- _GIVEN TASK_
Extract every line that contains the word "restrict".

- _INPUT_
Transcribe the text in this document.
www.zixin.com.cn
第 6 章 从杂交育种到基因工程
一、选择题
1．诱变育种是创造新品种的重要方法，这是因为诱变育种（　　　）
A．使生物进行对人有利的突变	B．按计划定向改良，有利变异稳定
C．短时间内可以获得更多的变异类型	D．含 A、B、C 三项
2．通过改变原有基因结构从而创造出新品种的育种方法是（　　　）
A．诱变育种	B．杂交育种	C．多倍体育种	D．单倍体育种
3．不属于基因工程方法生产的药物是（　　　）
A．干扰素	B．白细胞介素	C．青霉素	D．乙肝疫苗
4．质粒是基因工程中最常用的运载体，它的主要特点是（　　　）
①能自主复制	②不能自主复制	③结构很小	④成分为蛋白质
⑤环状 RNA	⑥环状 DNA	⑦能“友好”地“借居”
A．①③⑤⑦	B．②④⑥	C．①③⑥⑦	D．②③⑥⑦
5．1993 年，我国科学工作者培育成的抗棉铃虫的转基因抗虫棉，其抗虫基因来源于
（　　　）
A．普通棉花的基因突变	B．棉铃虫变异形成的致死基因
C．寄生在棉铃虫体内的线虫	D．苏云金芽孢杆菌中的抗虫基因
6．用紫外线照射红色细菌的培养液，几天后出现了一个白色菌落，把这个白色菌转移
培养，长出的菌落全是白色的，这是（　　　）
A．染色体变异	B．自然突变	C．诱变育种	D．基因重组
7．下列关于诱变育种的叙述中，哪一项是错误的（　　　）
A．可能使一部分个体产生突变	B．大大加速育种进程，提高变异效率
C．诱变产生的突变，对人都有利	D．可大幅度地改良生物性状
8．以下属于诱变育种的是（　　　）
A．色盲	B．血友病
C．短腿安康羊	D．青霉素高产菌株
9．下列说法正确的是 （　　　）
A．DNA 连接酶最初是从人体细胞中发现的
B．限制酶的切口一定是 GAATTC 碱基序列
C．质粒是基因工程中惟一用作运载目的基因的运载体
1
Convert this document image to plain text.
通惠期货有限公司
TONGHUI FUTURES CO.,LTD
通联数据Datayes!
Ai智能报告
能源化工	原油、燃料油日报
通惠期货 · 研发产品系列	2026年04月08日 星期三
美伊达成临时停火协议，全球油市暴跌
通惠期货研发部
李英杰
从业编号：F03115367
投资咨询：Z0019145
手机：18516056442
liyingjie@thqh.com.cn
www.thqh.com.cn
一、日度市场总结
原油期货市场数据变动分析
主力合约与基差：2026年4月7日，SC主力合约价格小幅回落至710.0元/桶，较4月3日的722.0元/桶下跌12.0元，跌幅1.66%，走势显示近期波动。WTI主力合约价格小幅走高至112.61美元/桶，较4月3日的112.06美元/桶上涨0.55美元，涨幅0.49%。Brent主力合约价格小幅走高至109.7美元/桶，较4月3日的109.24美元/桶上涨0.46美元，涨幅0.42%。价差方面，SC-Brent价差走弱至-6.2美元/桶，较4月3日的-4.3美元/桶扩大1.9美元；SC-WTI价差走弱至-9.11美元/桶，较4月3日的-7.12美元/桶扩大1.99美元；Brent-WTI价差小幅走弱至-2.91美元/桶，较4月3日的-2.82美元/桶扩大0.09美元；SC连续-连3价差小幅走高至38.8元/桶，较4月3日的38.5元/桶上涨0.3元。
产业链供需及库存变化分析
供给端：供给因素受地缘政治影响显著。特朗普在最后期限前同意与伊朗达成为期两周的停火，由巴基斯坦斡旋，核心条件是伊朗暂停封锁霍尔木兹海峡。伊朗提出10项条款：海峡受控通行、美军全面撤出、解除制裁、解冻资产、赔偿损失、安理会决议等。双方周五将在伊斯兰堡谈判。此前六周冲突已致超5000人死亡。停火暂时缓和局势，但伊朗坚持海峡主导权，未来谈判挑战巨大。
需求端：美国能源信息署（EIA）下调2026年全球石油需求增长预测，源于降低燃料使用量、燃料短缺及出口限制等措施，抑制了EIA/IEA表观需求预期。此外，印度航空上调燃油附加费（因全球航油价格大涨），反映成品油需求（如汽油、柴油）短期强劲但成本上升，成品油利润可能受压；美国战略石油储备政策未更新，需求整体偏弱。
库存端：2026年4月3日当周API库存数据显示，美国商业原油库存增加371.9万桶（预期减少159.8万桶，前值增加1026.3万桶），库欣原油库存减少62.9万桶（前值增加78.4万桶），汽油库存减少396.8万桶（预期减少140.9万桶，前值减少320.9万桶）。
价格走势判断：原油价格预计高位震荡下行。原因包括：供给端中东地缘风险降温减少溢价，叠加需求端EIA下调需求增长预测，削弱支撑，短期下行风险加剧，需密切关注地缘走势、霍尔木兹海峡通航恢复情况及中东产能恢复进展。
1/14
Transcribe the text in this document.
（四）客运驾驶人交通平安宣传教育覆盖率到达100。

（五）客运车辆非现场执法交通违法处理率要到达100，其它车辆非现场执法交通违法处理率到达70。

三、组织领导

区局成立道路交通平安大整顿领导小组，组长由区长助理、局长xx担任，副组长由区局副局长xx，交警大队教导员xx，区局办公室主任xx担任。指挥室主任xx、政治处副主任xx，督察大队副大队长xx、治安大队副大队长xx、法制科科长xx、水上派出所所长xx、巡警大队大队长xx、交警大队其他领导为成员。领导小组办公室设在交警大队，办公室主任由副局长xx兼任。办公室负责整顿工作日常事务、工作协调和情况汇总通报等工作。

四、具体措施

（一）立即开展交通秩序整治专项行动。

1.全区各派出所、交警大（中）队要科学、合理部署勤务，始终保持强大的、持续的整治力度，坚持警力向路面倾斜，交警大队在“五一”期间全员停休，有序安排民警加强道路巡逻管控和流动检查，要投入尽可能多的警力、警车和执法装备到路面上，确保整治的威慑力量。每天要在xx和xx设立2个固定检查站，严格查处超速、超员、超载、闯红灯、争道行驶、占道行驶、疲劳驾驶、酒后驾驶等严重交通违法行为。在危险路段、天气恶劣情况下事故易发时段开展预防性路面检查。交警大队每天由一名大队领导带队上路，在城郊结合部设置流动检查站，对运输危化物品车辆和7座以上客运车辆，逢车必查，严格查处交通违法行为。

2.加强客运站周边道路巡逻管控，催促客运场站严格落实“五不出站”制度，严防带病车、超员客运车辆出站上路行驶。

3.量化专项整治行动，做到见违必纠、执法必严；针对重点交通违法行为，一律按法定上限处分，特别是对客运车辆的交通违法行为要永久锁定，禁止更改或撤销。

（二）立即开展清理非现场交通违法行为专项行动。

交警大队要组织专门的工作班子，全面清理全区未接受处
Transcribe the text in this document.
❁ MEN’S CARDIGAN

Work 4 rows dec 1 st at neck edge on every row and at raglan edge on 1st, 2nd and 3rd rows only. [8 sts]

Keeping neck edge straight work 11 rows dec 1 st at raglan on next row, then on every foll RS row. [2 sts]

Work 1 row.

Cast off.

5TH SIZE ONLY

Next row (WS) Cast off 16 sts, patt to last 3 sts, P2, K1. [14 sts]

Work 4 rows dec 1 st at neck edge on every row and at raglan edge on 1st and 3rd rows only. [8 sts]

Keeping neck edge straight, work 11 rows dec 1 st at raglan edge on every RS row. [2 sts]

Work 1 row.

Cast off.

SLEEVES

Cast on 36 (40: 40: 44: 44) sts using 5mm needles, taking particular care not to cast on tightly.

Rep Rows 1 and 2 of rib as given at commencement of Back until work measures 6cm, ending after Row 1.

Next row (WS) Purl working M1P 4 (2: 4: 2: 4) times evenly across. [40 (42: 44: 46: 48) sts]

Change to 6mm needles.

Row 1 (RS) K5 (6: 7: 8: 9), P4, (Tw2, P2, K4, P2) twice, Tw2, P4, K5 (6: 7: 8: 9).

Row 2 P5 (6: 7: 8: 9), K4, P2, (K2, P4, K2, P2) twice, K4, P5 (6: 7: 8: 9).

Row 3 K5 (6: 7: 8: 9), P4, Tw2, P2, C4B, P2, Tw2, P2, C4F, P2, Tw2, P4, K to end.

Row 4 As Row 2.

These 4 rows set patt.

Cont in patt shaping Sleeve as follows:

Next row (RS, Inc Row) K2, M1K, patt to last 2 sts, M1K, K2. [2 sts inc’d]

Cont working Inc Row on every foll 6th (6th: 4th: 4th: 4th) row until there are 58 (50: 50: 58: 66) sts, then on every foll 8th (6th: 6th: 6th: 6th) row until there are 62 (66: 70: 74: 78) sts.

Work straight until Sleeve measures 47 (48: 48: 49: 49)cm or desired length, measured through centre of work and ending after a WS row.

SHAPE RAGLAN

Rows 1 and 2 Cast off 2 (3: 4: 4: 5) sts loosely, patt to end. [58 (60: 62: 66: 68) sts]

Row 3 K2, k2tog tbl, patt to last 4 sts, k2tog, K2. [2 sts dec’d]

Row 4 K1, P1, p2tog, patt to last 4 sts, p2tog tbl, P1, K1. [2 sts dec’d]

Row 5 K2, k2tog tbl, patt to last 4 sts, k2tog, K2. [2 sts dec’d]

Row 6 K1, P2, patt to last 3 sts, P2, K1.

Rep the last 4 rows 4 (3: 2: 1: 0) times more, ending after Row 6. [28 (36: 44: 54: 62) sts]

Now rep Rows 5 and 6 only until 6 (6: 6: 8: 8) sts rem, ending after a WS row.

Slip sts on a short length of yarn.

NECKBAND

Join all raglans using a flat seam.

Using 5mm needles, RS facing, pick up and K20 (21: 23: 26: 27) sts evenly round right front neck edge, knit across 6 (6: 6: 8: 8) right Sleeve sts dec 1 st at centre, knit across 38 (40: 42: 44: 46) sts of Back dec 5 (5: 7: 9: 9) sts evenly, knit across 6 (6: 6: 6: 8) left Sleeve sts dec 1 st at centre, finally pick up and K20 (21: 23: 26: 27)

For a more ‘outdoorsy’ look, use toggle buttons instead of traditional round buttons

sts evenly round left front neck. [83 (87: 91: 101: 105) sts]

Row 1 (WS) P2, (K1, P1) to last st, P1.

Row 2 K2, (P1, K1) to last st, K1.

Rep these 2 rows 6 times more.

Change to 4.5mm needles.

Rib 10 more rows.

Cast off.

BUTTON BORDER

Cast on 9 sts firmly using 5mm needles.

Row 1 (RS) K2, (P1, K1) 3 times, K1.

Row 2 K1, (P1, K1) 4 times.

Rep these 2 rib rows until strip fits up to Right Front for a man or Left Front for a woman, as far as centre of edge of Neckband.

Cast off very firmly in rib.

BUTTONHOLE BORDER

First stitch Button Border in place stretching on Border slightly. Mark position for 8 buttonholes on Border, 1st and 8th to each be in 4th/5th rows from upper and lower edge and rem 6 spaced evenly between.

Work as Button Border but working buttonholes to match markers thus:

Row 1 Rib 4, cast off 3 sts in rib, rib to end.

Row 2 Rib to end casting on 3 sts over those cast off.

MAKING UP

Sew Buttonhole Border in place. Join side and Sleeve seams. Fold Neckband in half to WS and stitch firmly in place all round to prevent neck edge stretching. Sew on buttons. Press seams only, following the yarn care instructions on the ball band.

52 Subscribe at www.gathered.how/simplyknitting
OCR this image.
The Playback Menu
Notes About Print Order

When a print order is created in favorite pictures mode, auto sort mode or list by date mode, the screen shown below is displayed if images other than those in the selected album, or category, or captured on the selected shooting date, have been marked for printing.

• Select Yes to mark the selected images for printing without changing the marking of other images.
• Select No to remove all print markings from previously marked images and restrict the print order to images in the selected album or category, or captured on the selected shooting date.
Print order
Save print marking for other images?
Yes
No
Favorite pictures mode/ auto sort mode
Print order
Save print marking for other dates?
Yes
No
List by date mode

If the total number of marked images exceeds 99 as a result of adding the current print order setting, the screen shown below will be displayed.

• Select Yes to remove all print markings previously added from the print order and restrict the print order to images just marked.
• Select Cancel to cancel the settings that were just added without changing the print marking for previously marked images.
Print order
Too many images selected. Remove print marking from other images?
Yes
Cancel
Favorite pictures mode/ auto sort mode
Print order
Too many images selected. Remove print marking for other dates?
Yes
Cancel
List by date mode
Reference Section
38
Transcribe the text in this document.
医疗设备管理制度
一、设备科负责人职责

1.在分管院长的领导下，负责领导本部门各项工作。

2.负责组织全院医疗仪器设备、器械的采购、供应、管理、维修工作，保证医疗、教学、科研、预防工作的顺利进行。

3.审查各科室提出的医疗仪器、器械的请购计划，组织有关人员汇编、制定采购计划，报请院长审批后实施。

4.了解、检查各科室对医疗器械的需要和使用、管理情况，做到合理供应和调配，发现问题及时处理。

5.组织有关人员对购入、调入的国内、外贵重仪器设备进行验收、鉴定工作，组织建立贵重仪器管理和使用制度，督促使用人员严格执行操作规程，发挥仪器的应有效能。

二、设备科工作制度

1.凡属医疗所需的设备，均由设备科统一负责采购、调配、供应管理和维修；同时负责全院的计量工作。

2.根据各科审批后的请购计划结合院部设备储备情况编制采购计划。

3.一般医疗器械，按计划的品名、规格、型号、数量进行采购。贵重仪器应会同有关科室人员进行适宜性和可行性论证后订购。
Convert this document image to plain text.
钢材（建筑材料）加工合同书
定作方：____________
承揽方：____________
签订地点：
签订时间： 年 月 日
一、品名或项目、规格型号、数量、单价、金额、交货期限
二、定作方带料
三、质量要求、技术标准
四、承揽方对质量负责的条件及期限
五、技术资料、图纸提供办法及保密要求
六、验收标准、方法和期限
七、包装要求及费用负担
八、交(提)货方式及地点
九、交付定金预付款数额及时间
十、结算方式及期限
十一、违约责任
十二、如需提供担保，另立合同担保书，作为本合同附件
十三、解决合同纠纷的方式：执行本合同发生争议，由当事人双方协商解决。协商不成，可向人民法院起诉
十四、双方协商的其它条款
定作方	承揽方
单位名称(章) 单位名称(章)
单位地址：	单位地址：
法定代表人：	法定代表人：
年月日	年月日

- _WRITTEN RESPONSE_
• Select No to remove all print markings from previously marked images and restrict the print order to images in the selected album or category, or captured on the selected shooting date.
• Select Yes to remove all print markings previously added from the print order and restrict the print order to images just marked.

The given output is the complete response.